→ YOUR TASK:
Write out each line exactly as given. Leave the pictures out of your copy.

**** MATERIAL FOR THE TASK

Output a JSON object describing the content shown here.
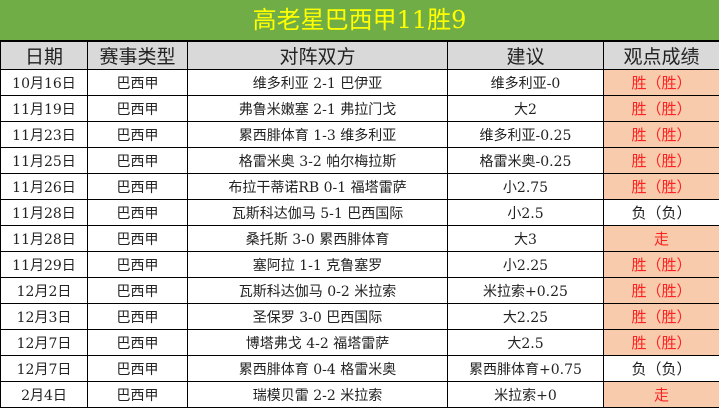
{
  "title": "高老星巴西甲11胜9",
  "headers": [
    "日期",
    "赛事类型",
    "对阵双方",
    "建议",
    "观点成绩"
  ],
  "colors": {
    "title_bg": "#70ad47",
    "title_text": "#ffff00",
    "header_bg": "#d9d9d9",
    "win_bg": "#f8cbad",
    "win_text": "#ff2020"
  },
  "rows": [
    {
      "date": "10月16日",
      "league": "巴西甲",
      "match": "维多利亚 2-1 巴伊亚",
      "tip": "维多利亚-0",
      "result": "胜（胜）",
      "status": "win"
    },
    {
      "date": "11月19日",
      "league": "巴西甲",
      "match": "弗鲁米嫩塞 2-1 弗拉门戈",
      "tip": "大2",
      "result": "胜（胜）",
      "status": "win"
    },
    {
      "date": "11月23日",
      "league": "巴西甲",
      "match": "累西腓体育 1-3 维多利亚",
      "tip": "维多利亚-0.25",
      "result": "胜（胜）",
      "status": "win"
    },
    {
      "date": "11月25日",
      "league": "巴西甲",
      "match": "格雷米奥 3-2 帕尔梅拉斯",
      "tip": "格雷米奥-0.25",
      "result": "胜（胜）",
      "status": "win"
    },
    {
      "date": "11月26日",
      "league": "巴西甲",
      "match": "布拉干蒂诺RB 0-1 福塔雷萨",
      "tip": "小2.75",
      "result": "胜（胜）",
      "status": "win"
    },
    {
      "date": "11月28日",
      "league": "巴西甲",
      "match": "瓦斯科达伽马 5-1 巴西国际",
      "tip": "小2.5",
      "result": "负（负）",
      "status": "loss"
    },
    {
      "date": "11月28日",
      "league": "巴西甲",
      "match": "桑托斯 3-0 累西腓体育",
      "tip": "大3",
      "result": "走",
      "status": "win"
    },
    {
      "date": "11月29日",
      "league": "巴西甲",
      "match": "塞阿拉 1-1 克鲁塞罗",
      "tip": "小2.25",
      "result": "胜（胜）",
      "status": "win"
    },
    {
      "date": "12月2日",
      "league": "巴西甲",
      "match": "瓦斯科达伽马 0-2 米拉索",
      "tip": "米拉索+0.25",
      "result": "胜（胜）",
      "status": "win"
    },
    {
      "date": "12月3日",
      "league": "巴西甲",
      "match": "圣保罗 3-0 巴西国际",
      "tip": "大2.25",
      "result": "胜（胜）",
      "status": "win"
    },
    {
      "date": "12月7日",
      "league": "巴西甲",
      "match": "博塔弗戈 4-2 福塔雷萨",
      "tip": "大2.5",
      "result": "胜（胜）",
      "status": "win"
    },
    {
      "date": "12月7日",
      "league": "巴西甲",
      "match": "累西腓体育 0-4 格雷米奥",
      "tip": "累西腓体育+0.75",
      "result": "负（负）",
      "status": "loss"
    },
    {
      "date": "2月4日",
      "league": "巴西甲",
      "match": "瑞模贝雷 2-2 米拉索",
      "tip": "米拉索+0",
      "result": "走",
      "status": "win"
    }
  ]
}
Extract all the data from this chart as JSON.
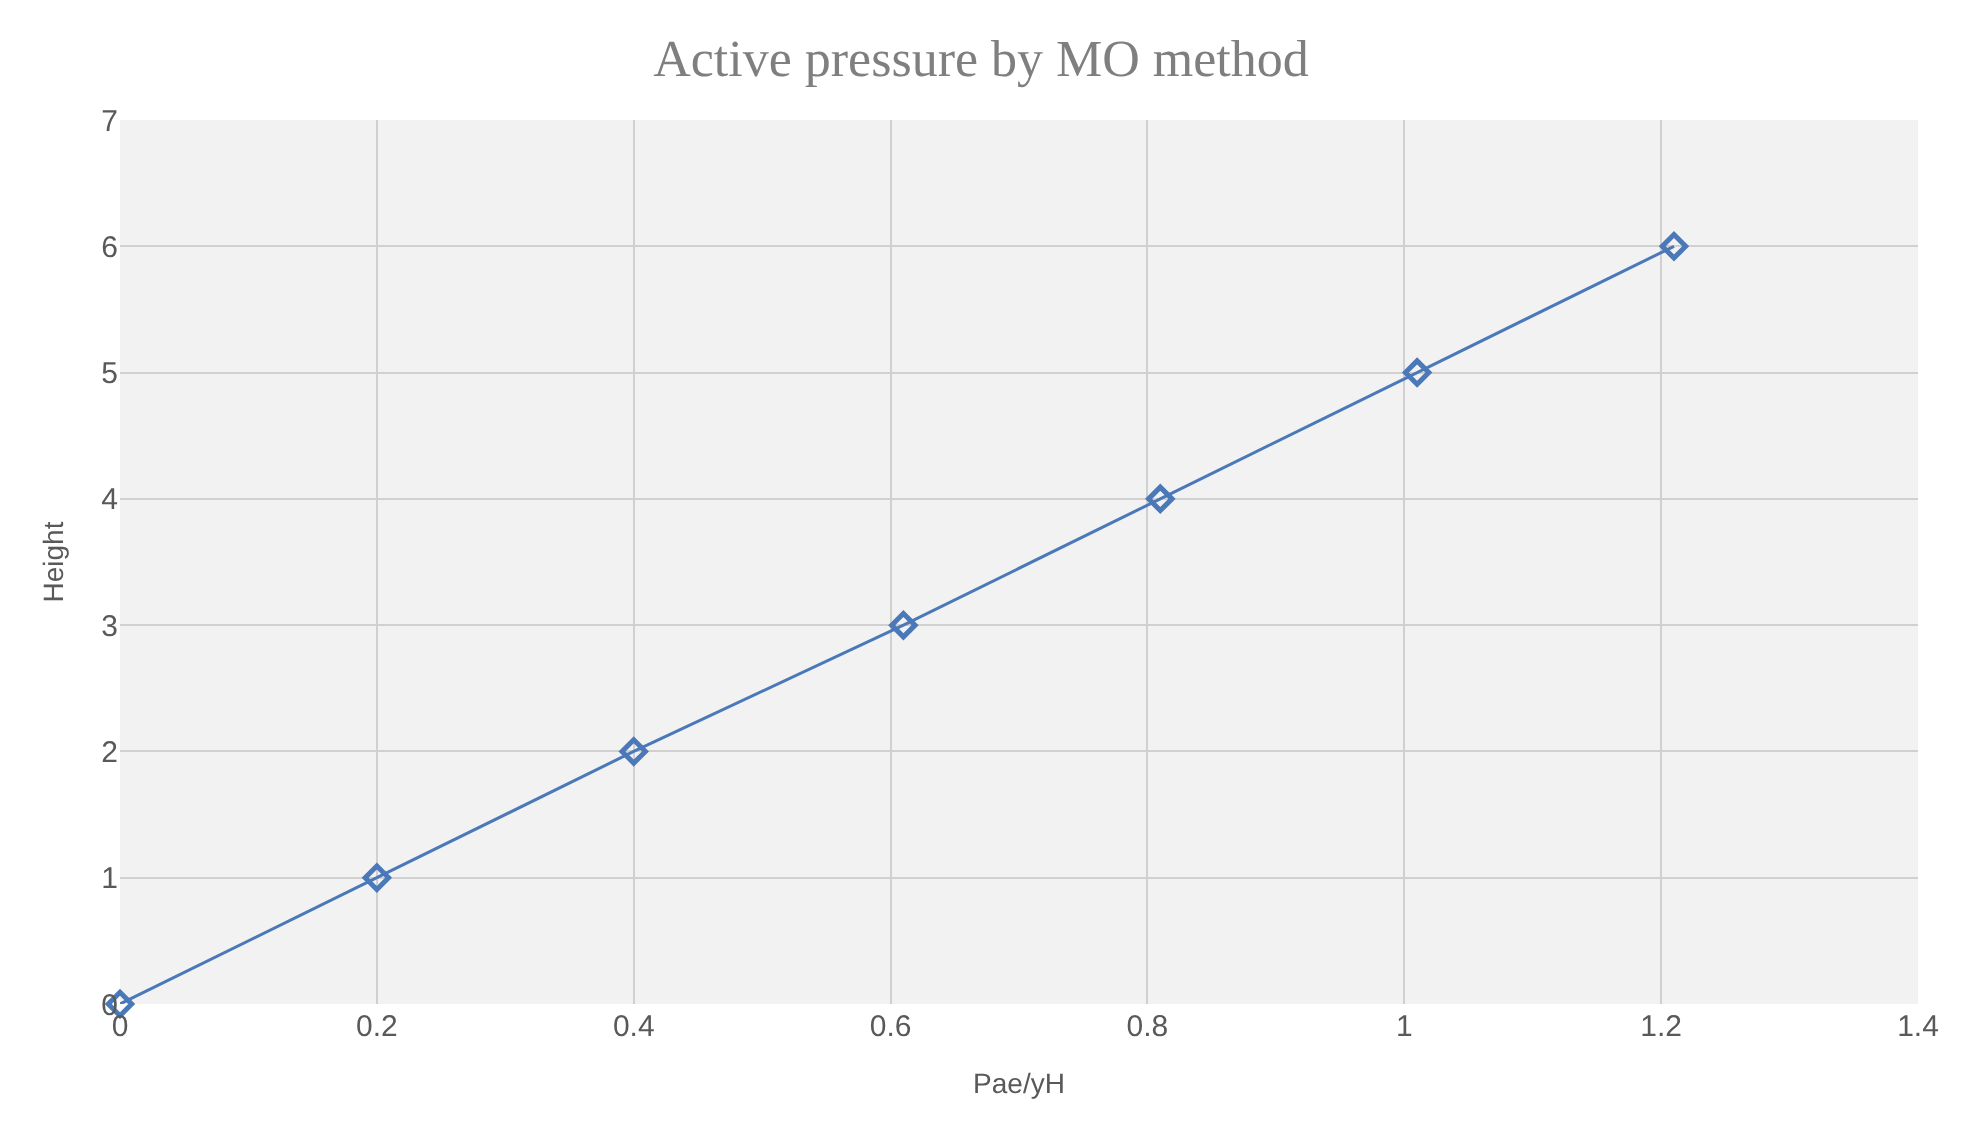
{
  "chart_data": {
    "type": "line",
    "title": "Active pressure by MO method",
    "xlabel": "Pae/yH",
    "ylabel": "Height",
    "x": [
      0,
      0.2,
      0.4,
      0.61,
      0.81,
      1.01,
      1.21
    ],
    "series": [
      {
        "color": "#4a78b8",
        "values": [
          0,
          1,
          2,
          3,
          4,
          5,
          6
        ]
      }
    ],
    "xlim": [
      0,
      1.4
    ],
    "xticks": [
      0,
      0.2,
      0.4,
      0.6,
      0.8,
      1,
      1.2,
      1.4
    ],
    "ylim": [
      0,
      7
    ],
    "yticks": [
      0,
      1,
      2,
      3,
      4,
      5,
      6,
      7
    ],
    "grid": true,
    "marker": "diamond",
    "line_style": "solid"
  }
}
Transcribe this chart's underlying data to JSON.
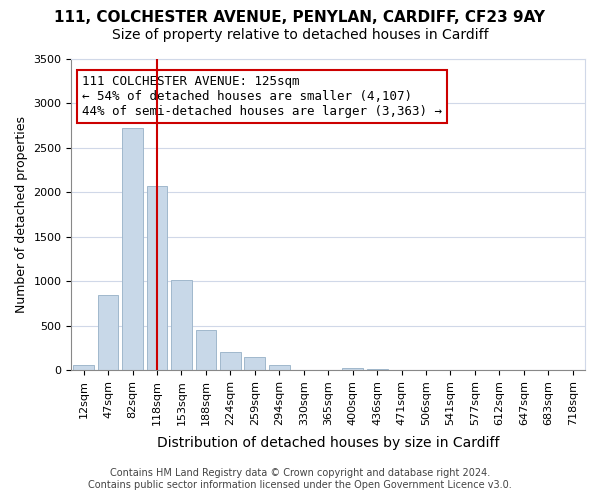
{
  "title": "111, COLCHESTER AVENUE, PENYLAN, CARDIFF, CF23 9AY",
  "subtitle": "Size of property relative to detached houses in Cardiff",
  "xlabel": "Distribution of detached houses by size in Cardiff",
  "ylabel": "Number of detached properties",
  "bar_labels": [
    "12sqm",
    "47sqm",
    "82sqm",
    "118sqm",
    "153sqm",
    "188sqm",
    "224sqm",
    "259sqm",
    "294sqm",
    "330sqm",
    "365sqm",
    "400sqm",
    "436sqm",
    "471sqm",
    "506sqm",
    "541sqm",
    "577sqm",
    "612sqm",
    "647sqm",
    "683sqm",
    "718sqm"
  ],
  "bar_values": [
    55,
    850,
    2720,
    2070,
    1010,
    450,
    205,
    145,
    60,
    0,
    0,
    25,
    10,
    0,
    0,
    0,
    0,
    0,
    0,
    0,
    0
  ],
  "bar_color": "#c8d8e8",
  "bar_edgecolor": "#a0b8cc",
  "vline_x": 3,
  "vline_color": "#cc0000",
  "annotation_box_text": "111 COLCHESTER AVENUE: 125sqm\n← 54% of detached houses are smaller (4,107)\n44% of semi-detached houses are larger (3,363) →",
  "annotation_box_edgecolor": "#cc0000",
  "annotation_box_facecolor": "#ffffff",
  "ylim": [
    0,
    3500
  ],
  "yticks": [
    0,
    500,
    1000,
    1500,
    2000,
    2500,
    3000,
    3500
  ],
  "grid_color": "#d0d8e8",
  "footer_line1": "Contains HM Land Registry data © Crown copyright and database right 2024.",
  "footer_line2": "Contains public sector information licensed under the Open Government Licence v3.0.",
  "title_fontsize": 11,
  "subtitle_fontsize": 10,
  "axis_label_fontsize": 9,
  "tick_fontsize": 8,
  "annotation_fontsize": 9,
  "footer_fontsize": 7
}
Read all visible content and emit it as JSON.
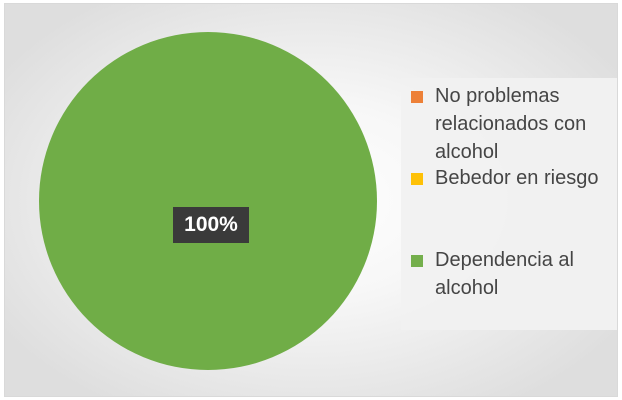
{
  "chart_data": {
    "type": "pie",
    "categories": [
      "No problemas relacionados con alcohol",
      "Bebedor en riesgo",
      "Dependencia al alcohol"
    ],
    "values": [
      0,
      0,
      100
    ],
    "colors": [
      "#ed7d31",
      "#ffc000",
      "#70ad47"
    ],
    "data_labels": [
      "",
      "",
      "100%"
    ],
    "legend_position": "right"
  }
}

********

→ RESULT BELOW:
Output a JSON object describing the content shown here.
{
  "title": "高老星巴西甲11胜9",
  "headers": [
    "日期",
    "赛事类型",
    "对阵双方",
    "建议",
    "观点成绩"
  ],
  "colors": {
    "title_bg": "#70ad47",
    "title_text": "#ffff00",
    "header_bg": "#d9d9d9",
    "win_bg": "#f8cbad",
    "win_text": "#ff2020"
  },
  "rows": [
    {
      "date": "10月16日",
      "league": "巴西甲",
      "match": "维多利亚 2-1 巴伊亚",
      "tip": "维多利亚-0",
      "result": "胜（胜）",
      "status": "win"
    },
    {
      "date": "11月19日",
      "league": "巴西甲",
      "match": "弗鲁米嫩塞 2-1 弗拉门戈",
      "tip": "大2",
      "result": "胜（胜）",
      "status": "win"
    },
    {
      "date": "11月23日",
      "league": "巴西甲",
      "match": "累西腓体育 1-3 维多利亚",
      "tip": "维多利亚-0.25",
      "result": "胜（胜）",
      "status": "win"
    },
    {
      "date": "11月25日",
      "league": "巴西甲",
      "match": "格雷米奥 3-2 帕尔梅拉斯",
      "tip": "格雷米奥-0.25",
      "result": "胜（胜）",
      "status": "win"
    },
    {
      "date": "11月26日",
      "league": "巴西甲",
      "match": "布拉干蒂诺RB 0-1 福塔雷萨",
      "tip": "小2.75",
      "result": "胜（胜）",
      "status": "win"
    },
    {
      "date": "11月28日",
      "league": "巴西甲",
      "match": "瓦斯科达伽马 5-1 巴西国际",
      "tip": "小2.5",
      "result": "负（负）",
      "status": "loss"
    },
    {
      "date": "11月28日",
      "league": "巴西甲",
      "match": "桑托斯 3-0 累西腓体育",
      "tip": "大3",
      "result": "走",
      "status": "win"
    },
    {
      "date": "11月29日",
      "league": "巴西甲",
      "match": "塞阿拉 1-1 克鲁塞罗",
      "tip": "小2.25",
      "result": "胜（胜）",
      "status": "win"
    },
    {
      "date": "12月2日",
      "league": "巴西甲",
      "match": "瓦斯科达伽马 0-2 米拉索",
      "tip": "米拉索+0.25",
      "result": "胜（胜）",
      "status": "win"
    },
    {
      "date": "12月3日",
      "league": "巴西甲",
      "match": "圣保罗 3-0 巴西国际",
      "tip": "大2.25",
      "result": "胜（胜）",
      "status": "win"
    },
    {
      "date": "12月7日",
      "league": "巴西甲",
      "match": "博塔弗戈 4-2 福塔雷萨",
      "tip": "大2.5",
      "result": "胜（胜）",
      "status": "win"
    },
    {
      "date": "12月7日",
      "league": "巴西甲",
      "match": "累西腓体育 0-4 格雷米奥",
      "tip": "累西腓体育+0.75",
      "result": "负（负）",
      "status": "loss"
    },
    {
      "date": "2月4日",
      "league": "巴西甲",
      "match": "瑞模贝雷 2-2 米拉索",
      "tip": "米拉索+0",
      "result": "走",
      "status": "win"
    }
  ]
}
Extract all the data from this chart as JSON.
{
  "chart_data": {
    "type": "line",
    "title": "Active pressure by MO method",
    "xlabel": "Pae/yH",
    "ylabel": "Height",
    "x": [
      0,
      0.2,
      0.4,
      0.61,
      0.81,
      1.01,
      1.21
    ],
    "series": [
      {
        "color": "#4a78b8",
        "values": [
          0,
          1,
          2,
          3,
          4,
          5,
          6
        ]
      }
    ],
    "xlim": [
      0,
      1.4
    ],
    "xticks": [
      0,
      0.2,
      0.4,
      0.6,
      0.8,
      1,
      1.2,
      1.4
    ],
    "ylim": [
      0,
      7
    ],
    "yticks": [
      0,
      1,
      2,
      3,
      4,
      5,
      6,
      7
    ],
    "grid": true,
    "marker": "diamond",
    "line_style": "solid"
  }
}
Transcribe this chart's underlying data to JSON.
{
  "title": "111, COLCHESTER AVENUE, PENYLAN, CARDIFF, CF23 9AY",
  "subtitle": "Size of property relative to detached houses in Cardiff",
  "xlabel": "Distribution of detached houses by size in Cardiff",
  "ylabel": "Number of detached properties",
  "bar_labels": [
    "12sqm",
    "47sqm",
    "82sqm",
    "118sqm",
    "153sqm",
    "188sqm",
    "224sqm",
    "259sqm",
    "294sqm",
    "330sqm",
    "365sqm",
    "400sqm",
    "436sqm",
    "471sqm",
    "506sqm",
    "541sqm",
    "577sqm",
    "612sqm",
    "647sqm",
    "683sqm",
    "718sqm"
  ],
  "bar_values": [
    55,
    850,
    2720,
    2070,
    1010,
    450,
    205,
    145,
    60,
    0,
    0,
    25,
    10,
    0,
    0,
    0,
    0,
    0,
    0,
    0,
    0
  ],
  "bar_color": "#c8d8e8",
  "bar_edgecolor": "#a0b8cc",
  "vline_x": 3,
  "vline_color": "#cc0000",
  "annotation_box_text": "111 COLCHESTER AVENUE: 125sqm\n← 54% of detached houses are smaller (4,107)\n44% of semi-detached houses are larger (3,363) →",
  "annotation_box_edgecolor": "#cc0000",
  "annotation_box_facecolor": "#ffffff",
  "ylim": [
    0,
    3500
  ],
  "yticks": [
    0,
    500,
    1000,
    1500,
    2000,
    2500,
    3000,
    3500
  ],
  "grid_color": "#d0d8e8",
  "footer_line1": "Contains HM Land Registry data © Crown copyright and database right 2024.",
  "footer_line2": "Contains public sector information licensed under the Open Government Licence v3.0.",
  "title_fontsize": 11,
  "subtitle_fontsize": 10,
  "axis_label_fontsize": 9,
  "tick_fontsize": 8,
  "annotation_fontsize": 9,
  "footer_fontsize": 7
}
Read all visible content and emit it as JSON.
{
  "chart_data": {
    "type": "pie",
    "categories": [
      "No problemas relacionados con alcohol",
      "Bebedor en riesgo",
      "Dependencia al alcohol"
    ],
    "values": [
      0,
      0,
      100
    ],
    "colors": [
      "#ed7d31",
      "#ffc000",
      "#70ad47"
    ],
    "data_labels": [
      "",
      "",
      "100%"
    ],
    "legend_position": "right"
  }
}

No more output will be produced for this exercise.